### SET EXERCISE
Search the material for the word "Applicant" and copy each line that holds it.

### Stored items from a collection
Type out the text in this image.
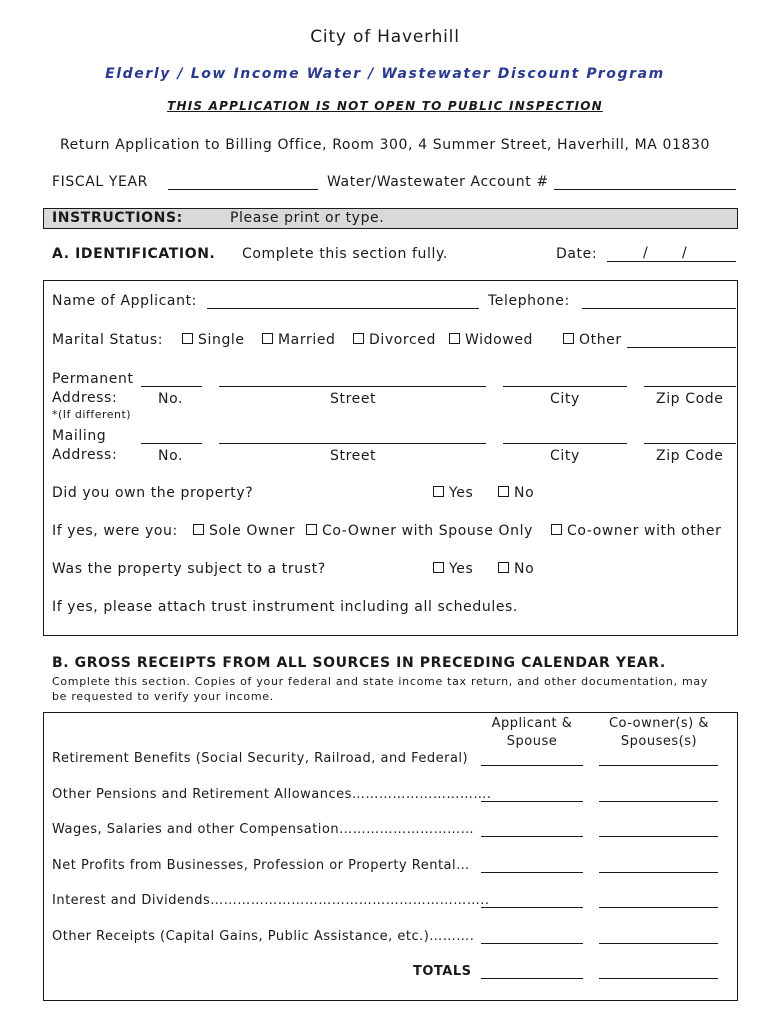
City of Haverhill
Elderly / Low Income Water / Wastewater Discount Program
THIS APPLICATION IS NOT OPEN TO PUBLIC INSPECTION
Return Application to Billing Office, Room 300, 4 Summer Street, Haverhill, MA 01830
FISCAL YEAR	Water/Wastewater Account #
INSTRUCTIONS:	Please print or type.
A. IDENTIFICATION. Complete this section fully.	Date:	/ /
Name of Applicant:	Telephone:
Marital Status:	Single	Married	Divorced	Widowed	Other
Permanent
Address:
*(If different)
No.	Street	City	Zip Code
Mailing
Address:	No.	Street	City	Zip Code
Did you own the property?	Yes	No
If yes, were you:	Sole Owner	Co-Owner with Spouse Only	Co-owner with other
Was the property subject to a trust?	Yes	No
If yes, please attach trust instrument including all schedules.
B. GROSS RECEIPTS FROM ALL SOURCES IN PRECEDING CALENDAR YEAR.
Complete this section. Copies of your federal and state income tax return, and other documentation, may
be requested to verify your income.
Applicant &
Spouse
Co-owner(s) &
Spouses(s)
Retirement Benefits (Social Security, Railroad, and Federal)
Other Pensions and Retirement Allowances………………………….
Wages, Salaries and other Compensation…………………………
Net Profits from Businesses, Profession or Property Rental…
Interest and Dividends……………………………………………………..
Other Receipts (Capital Gains, Public Assistance, etc.)……….
TOTALS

### SOLVED PROBLEM
Name of Applicant:	Telephone:
Applicant &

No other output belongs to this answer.